Dataset rows about figures:
________
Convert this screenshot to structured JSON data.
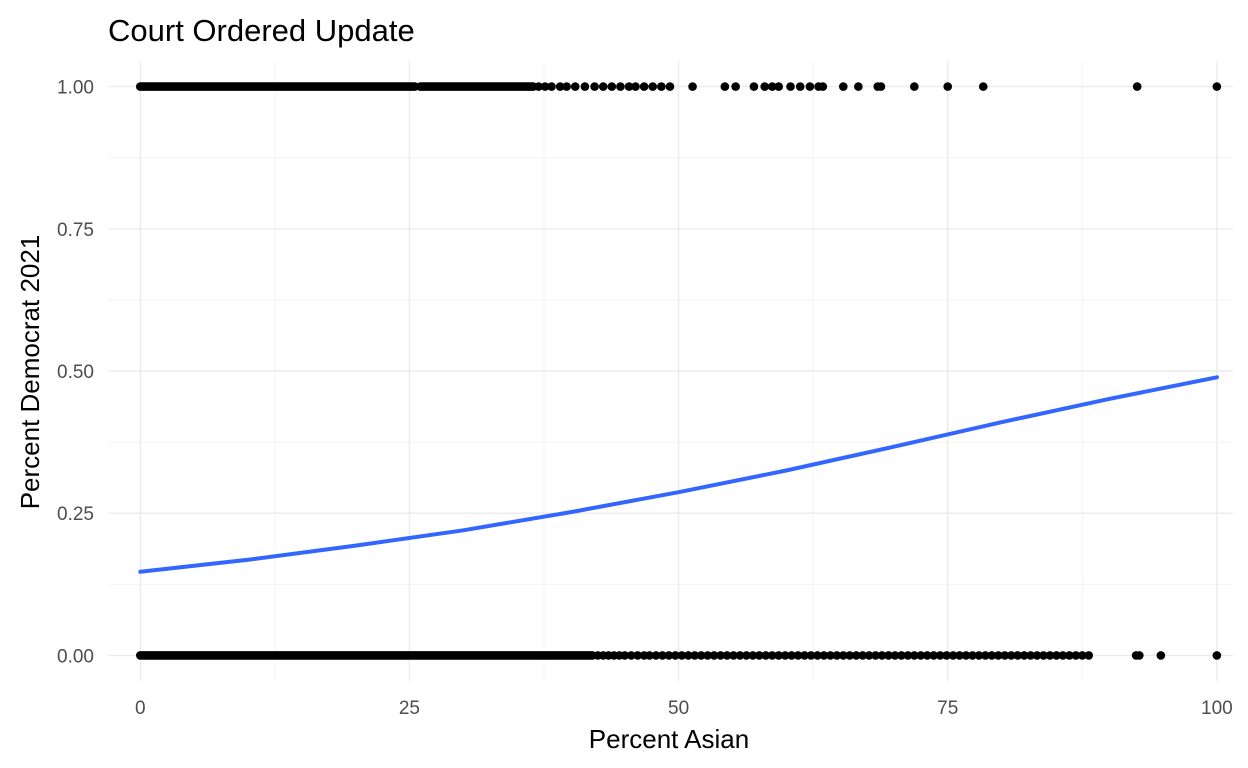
{
  "chart_data": {
    "type": "scatter",
    "title": "Court Ordered Update",
    "xlabel": "Percent Asian",
    "ylabel": "Percent Democrat 2021",
    "xlim": [
      -3,
      101.5
    ],
    "ylim": [
      -0.045,
      1.045
    ],
    "x_ticks": [
      0,
      25,
      50,
      75,
      100
    ],
    "x_tick_labels": [
      "0",
      "25",
      "50",
      "75",
      "100"
    ],
    "y_ticks": [
      0,
      0.25,
      0.5,
      0.75,
      1
    ],
    "y_tick_labels": [
      "0.00",
      "0.25",
      "0.50",
      "0.75",
      "1.00"
    ],
    "x_minor_ticks": [
      12.5,
      37.5,
      62.5,
      87.5
    ],
    "y_minor_ticks": [
      0.125,
      0.375,
      0.625,
      0.875
    ],
    "grid": true,
    "legend": "none",
    "colors": {
      "points": "#000000",
      "trend": "#3366ff"
    },
    "series": [
      {
        "type": "scatter",
        "dense_ranges": [
          {
            "y": 1,
            "x_range": [
              0,
              25.5
            ]
          },
          {
            "y": 1,
            "x_range": [
              26,
              36.5
            ]
          },
          {
            "y": 0,
            "x_range": [
              0,
              42
            ]
          }
        ],
        "points": [
          {
            "x": 37,
            "y": 1
          },
          {
            "x": 37.6,
            "y": 1
          },
          {
            "x": 38.2,
            "y": 1
          },
          {
            "x": 39,
            "y": 1
          },
          {
            "x": 39.6,
            "y": 1
          },
          {
            "x": 40.4,
            "y": 1
          },
          {
            "x": 41.3,
            "y": 1
          },
          {
            "x": 42.2,
            "y": 1
          },
          {
            "x": 43,
            "y": 1
          },
          {
            "x": 43.8,
            "y": 1
          },
          {
            "x": 44.6,
            "y": 1
          },
          {
            "x": 45.4,
            "y": 1
          },
          {
            "x": 46,
            "y": 1
          },
          {
            "x": 46.8,
            "y": 1
          },
          {
            "x": 47.6,
            "y": 1
          },
          {
            "x": 48.4,
            "y": 1
          },
          {
            "x": 49.2,
            "y": 1
          },
          {
            "x": 51.3,
            "y": 1
          },
          {
            "x": 54.3,
            "y": 1
          },
          {
            "x": 55.3,
            "y": 1
          },
          {
            "x": 57,
            "y": 1
          },
          {
            "x": 58,
            "y": 1
          },
          {
            "x": 58.7,
            "y": 1
          },
          {
            "x": 59.3,
            "y": 1
          },
          {
            "x": 60.4,
            "y": 1
          },
          {
            "x": 61.3,
            "y": 1
          },
          {
            "x": 62.2,
            "y": 1
          },
          {
            "x": 63,
            "y": 1
          },
          {
            "x": 63.4,
            "y": 1
          },
          {
            "x": 65.3,
            "y": 1
          },
          {
            "x": 66.7,
            "y": 1
          },
          {
            "x": 68.5,
            "y": 1
          },
          {
            "x": 68.8,
            "y": 1
          },
          {
            "x": 71.9,
            "y": 1
          },
          {
            "x": 75,
            "y": 1
          },
          {
            "x": 78.3,
            "y": 1
          },
          {
            "x": 92.6,
            "y": 1
          },
          {
            "x": 100,
            "y": 1
          },
          {
            "x": 42.5,
            "y": 0
          },
          {
            "x": 43,
            "y": 0
          },
          {
            "x": 43.5,
            "y": 0
          },
          {
            "x": 44,
            "y": 0
          },
          {
            "x": 44.5,
            "y": 0
          },
          {
            "x": 45,
            "y": 0
          },
          {
            "x": 45.6,
            "y": 0
          },
          {
            "x": 46.2,
            "y": 0
          },
          {
            "x": 46.8,
            "y": 0
          },
          {
            "x": 47.3,
            "y": 0
          },
          {
            "x": 47.9,
            "y": 0
          },
          {
            "x": 48.5,
            "y": 0
          },
          {
            "x": 49.1,
            "y": 0
          },
          {
            "x": 49.7,
            "y": 0
          },
          {
            "x": 50.3,
            "y": 0
          },
          {
            "x": 50.9,
            "y": 0
          },
          {
            "x": 51.5,
            "y": 0
          },
          {
            "x": 52.1,
            "y": 0
          },
          {
            "x": 52.7,
            "y": 0
          },
          {
            "x": 53.3,
            "y": 0
          },
          {
            "x": 53.9,
            "y": 0
          },
          {
            "x": 54.5,
            "y": 0
          },
          {
            "x": 55.1,
            "y": 0
          },
          {
            "x": 55.7,
            "y": 0
          },
          {
            "x": 56.3,
            "y": 0
          },
          {
            "x": 56.9,
            "y": 0
          },
          {
            "x": 57.5,
            "y": 0
          },
          {
            "x": 58.1,
            "y": 0
          },
          {
            "x": 58.7,
            "y": 0
          },
          {
            "x": 59.3,
            "y": 0
          },
          {
            "x": 59.9,
            "y": 0
          },
          {
            "x": 60.5,
            "y": 0
          },
          {
            "x": 61.1,
            "y": 0
          },
          {
            "x": 61.7,
            "y": 0
          },
          {
            "x": 62.3,
            "y": 0
          },
          {
            "x": 62.9,
            "y": 0
          },
          {
            "x": 63.5,
            "y": 0
          },
          {
            "x": 64.1,
            "y": 0
          },
          {
            "x": 64.7,
            "y": 0
          },
          {
            "x": 65.3,
            "y": 0
          },
          {
            "x": 65.9,
            "y": 0
          },
          {
            "x": 66.5,
            "y": 0
          },
          {
            "x": 67.1,
            "y": 0
          },
          {
            "x": 67.7,
            "y": 0
          },
          {
            "x": 68.3,
            "y": 0
          },
          {
            "x": 68.9,
            "y": 0
          },
          {
            "x": 69.5,
            "y": 0
          },
          {
            "x": 70.1,
            "y": 0
          },
          {
            "x": 70.7,
            "y": 0
          },
          {
            "x": 71.3,
            "y": 0
          },
          {
            "x": 71.9,
            "y": 0
          },
          {
            "x": 72.5,
            "y": 0
          },
          {
            "x": 73.1,
            "y": 0
          },
          {
            "x": 73.7,
            "y": 0
          },
          {
            "x": 74.3,
            "y": 0
          },
          {
            "x": 74.9,
            "y": 0
          },
          {
            "x": 75.5,
            "y": 0
          },
          {
            "x": 76.1,
            "y": 0
          },
          {
            "x": 76.7,
            "y": 0
          },
          {
            "x": 77.3,
            "y": 0
          },
          {
            "x": 77.9,
            "y": 0
          },
          {
            "x": 78.5,
            "y": 0
          },
          {
            "x": 79.1,
            "y": 0
          },
          {
            "x": 79.7,
            "y": 0
          },
          {
            "x": 80.3,
            "y": 0
          },
          {
            "x": 80.9,
            "y": 0
          },
          {
            "x": 81.5,
            "y": 0
          },
          {
            "x": 82.1,
            "y": 0
          },
          {
            "x": 82.7,
            "y": 0
          },
          {
            "x": 83.3,
            "y": 0
          },
          {
            "x": 83.9,
            "y": 0
          },
          {
            "x": 84.5,
            "y": 0
          },
          {
            "x": 85.1,
            "y": 0
          },
          {
            "x": 85.7,
            "y": 0
          },
          {
            "x": 86.3,
            "y": 0
          },
          {
            "x": 86.9,
            "y": 0
          },
          {
            "x": 87.5,
            "y": 0
          },
          {
            "x": 88.1,
            "y": 0
          },
          {
            "x": 92.5,
            "y": 0
          },
          {
            "x": 92.8,
            "y": 0
          },
          {
            "x": 94.8,
            "y": 0
          },
          {
            "x": 100,
            "y": 0
          }
        ]
      },
      {
        "type": "line",
        "x": [
          0,
          10,
          20,
          30,
          40,
          50,
          60,
          70,
          80,
          90,
          100
        ],
        "values": [
          0.147,
          0.168,
          0.193,
          0.22,
          0.252,
          0.287,
          0.325,
          0.367,
          0.41,
          0.451,
          0.489
        ]
      }
    ]
  }
}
________
= REQUEST =
Without including any picture, repeat the data exactly.

= RESPONSE =
Convert this screenshot to structured JSON data.
{
  "chart_data": {
    "type": "scatter",
    "title": "Court Ordered Update",
    "xlabel": "Percent Asian",
    "ylabel": "Percent Democrat 2021",
    "xlim": [
      -3,
      101.5
    ],
    "ylim": [
      -0.045,
      1.045
    ],
    "x_ticks": [
      0,
      25,
      50,
      75,
      100
    ],
    "x_tick_labels": [
      "0",
      "25",
      "50",
      "75",
      "100"
    ],
    "y_ticks": [
      0,
      0.25,
      0.5,
      0.75,
      1
    ],
    "y_tick_labels": [
      "0.00",
      "0.25",
      "0.50",
      "0.75",
      "1.00"
    ],
    "x_minor_ticks": [
      12.5,
      37.5,
      62.5,
      87.5
    ],
    "y_minor_ticks": [
      0.125,
      0.375,
      0.625,
      0.875
    ],
    "grid": true,
    "legend": "none",
    "colors": {
      "points": "#000000",
      "trend": "#3366ff"
    },
    "series": [
      {
        "type": "scatter",
        "dense_ranges": [
          {
            "y": 1,
            "x_range": [
              0,
              25.5
            ]
          },
          {
            "y": 1,
            "x_range": [
              26,
              36.5
            ]
          },
          {
            "y": 0,
            "x_range": [
              0,
              42
            ]
          }
        ],
        "points": [
          {
            "x": 37,
            "y": 1
          },
          {
            "x": 37.6,
            "y": 1
          },
          {
            "x": 38.2,
            "y": 1
          },
          {
            "x": 39,
            "y": 1
          },
          {
            "x": 39.6,
            "y": 1
          },
          {
            "x": 40.4,
            "y": 1
          },
          {
            "x": 41.3,
            "y": 1
          },
          {
            "x": 42.2,
            "y": 1
          },
          {
            "x": 43,
            "y": 1
          },
          {
            "x": 43.8,
            "y": 1
          },
          {
            "x": 44.6,
            "y": 1
          },
          {
            "x": 45.4,
            "y": 1
          },
          {
            "x": 46,
            "y": 1
          },
          {
            "x": 46.8,
            "y": 1
          },
          {
            "x": 47.6,
            "y": 1
          },
          {
            "x": 48.4,
            "y": 1
          },
          {
            "x": 49.2,
            "y": 1
          },
          {
            "x": 51.3,
            "y": 1
          },
          {
            "x": 54.3,
            "y": 1
          },
          {
            "x": 55.3,
            "y": 1
          },
          {
            "x": 57,
            "y": 1
          },
          {
            "x": 58,
            "y": 1
          },
          {
            "x": 58.7,
            "y": 1
          },
          {
            "x": 59.3,
            "y": 1
          },
          {
            "x": 60.4,
            "y": 1
          },
          {
            "x": 61.3,
            "y": 1
          },
          {
            "x": 62.2,
            "y": 1
          },
          {
            "x": 63,
            "y": 1
          },
          {
            "x": 63.4,
            "y": 1
          },
          {
            "x": 65.3,
            "y": 1
          },
          {
            "x": 66.7,
            "y": 1
          },
          {
            "x": 68.5,
            "y": 1
          },
          {
            "x": 68.8,
            "y": 1
          },
          {
            "x": 71.9,
            "y": 1
          },
          {
            "x": 75,
            "y": 1
          },
          {
            "x": 78.3,
            "y": 1
          },
          {
            "x": 92.6,
            "y": 1
          },
          {
            "x": 100,
            "y": 1
          },
          {
            "x": 42.5,
            "y": 0
          },
          {
            "x": 43,
            "y": 0
          },
          {
            "x": 43.5,
            "y": 0
          },
          {
            "x": 44,
            "y": 0
          },
          {
            "x": 44.5,
            "y": 0
          },
          {
            "x": 45,
            "y": 0
          },
          {
            "x": 45.6,
            "y": 0
          },
          {
            "x": 46.2,
            "y": 0
          },
          {
            "x": 46.8,
            "y": 0
          },
          {
            "x": 47.3,
            "y": 0
          },
          {
            "x": 47.9,
            "y": 0
          },
          {
            "x": 48.5,
            "y": 0
          },
          {
            "x": 49.1,
            "y": 0
          },
          {
            "x": 49.7,
            "y": 0
          },
          {
            "x": 50.3,
            "y": 0
          },
          {
            "x": 50.9,
            "y": 0
          },
          {
            "x": 51.5,
            "y": 0
          },
          {
            "x": 52.1,
            "y": 0
          },
          {
            "x": 52.7,
            "y": 0
          },
          {
            "x": 53.3,
            "y": 0
          },
          {
            "x": 53.9,
            "y": 0
          },
          {
            "x": 54.5,
            "y": 0
          },
          {
            "x": 55.1,
            "y": 0
          },
          {
            "x": 55.7,
            "y": 0
          },
          {
            "x": 56.3,
            "y": 0
          },
          {
            "x": 56.9,
            "y": 0
          },
          {
            "x": 57.5,
            "y": 0
          },
          {
            "x": 58.1,
            "y": 0
          },
          {
            "x": 58.7,
            "y": 0
          },
          {
            "x": 59.3,
            "y": 0
          },
          {
            "x": 59.9,
            "y": 0
          },
          {
            "x": 60.5,
            "y": 0
          },
          {
            "x": 61.1,
            "y": 0
          },
          {
            "x": 61.7,
            "y": 0
          },
          {
            "x": 62.3,
            "y": 0
          },
          {
            "x": 62.9,
            "y": 0
          },
          {
            "x": 63.5,
            "y": 0
          },
          {
            "x": 64.1,
            "y": 0
          },
          {
            "x": 64.7,
            "y": 0
          },
          {
            "x": 65.3,
            "y": 0
          },
          {
            "x": 65.9,
            "y": 0
          },
          {
            "x": 66.5,
            "y": 0
          },
          {
            "x": 67.1,
            "y": 0
          },
          {
            "x": 67.7,
            "y": 0
          },
          {
            "x": 68.3,
            "y": 0
          },
          {
            "x": 68.9,
            "y": 0
          },
          {
            "x": 69.5,
            "y": 0
          },
          {
            "x": 70.1,
            "y": 0
          },
          {
            "x": 70.7,
            "y": 0
          },
          {
            "x": 71.3,
            "y": 0
          },
          {
            "x": 71.9,
            "y": 0
          },
          {
            "x": 72.5,
            "y": 0
          },
          {
            "x": 73.1,
            "y": 0
          },
          {
            "x": 73.7,
            "y": 0
          },
          {
            "x": 74.3,
            "y": 0
          },
          {
            "x": 74.9,
            "y": 0
          },
          {
            "x": 75.5,
            "y": 0
          },
          {
            "x": 76.1,
            "y": 0
          },
          {
            "x": 76.7,
            "y": 0
          },
          {
            "x": 77.3,
            "y": 0
          },
          {
            "x": 77.9,
            "y": 0
          },
          {
            "x": 78.5,
            "y": 0
          },
          {
            "x": 79.1,
            "y": 0
          },
          {
            "x": 79.7,
            "y": 0
          },
          {
            "x": 80.3,
            "y": 0
          },
          {
            "x": 80.9,
            "y": 0
          },
          {
            "x": 81.5,
            "y": 0
          },
          {
            "x": 82.1,
            "y": 0
          },
          {
            "x": 82.7,
            "y": 0
          },
          {
            "x": 83.3,
            "y": 0
          },
          {
            "x": 83.9,
            "y": 0
          },
          {
            "x": 84.5,
            "y": 0
          },
          {
            "x": 85.1,
            "y": 0
          },
          {
            "x": 85.7,
            "y": 0
          },
          {
            "x": 86.3,
            "y": 0
          },
          {
            "x": 86.9,
            "y": 0
          },
          {
            "x": 87.5,
            "y": 0
          },
          {
            "x": 88.1,
            "y": 0
          },
          {
            "x": 92.5,
            "y": 0
          },
          {
            "x": 92.8,
            "y": 0
          },
          {
            "x": 94.8,
            "y": 0
          },
          {
            "x": 100,
            "y": 0
          }
        ]
      },
      {
        "type": "line",
        "x": [
          0,
          10,
          20,
          30,
          40,
          50,
          60,
          70,
          80,
          90,
          100
        ],
        "values": [
          0.147,
          0.168,
          0.193,
          0.22,
          0.252,
          0.287,
          0.325,
          0.367,
          0.41,
          0.451,
          0.489
        ]
      }
    ]
  }
}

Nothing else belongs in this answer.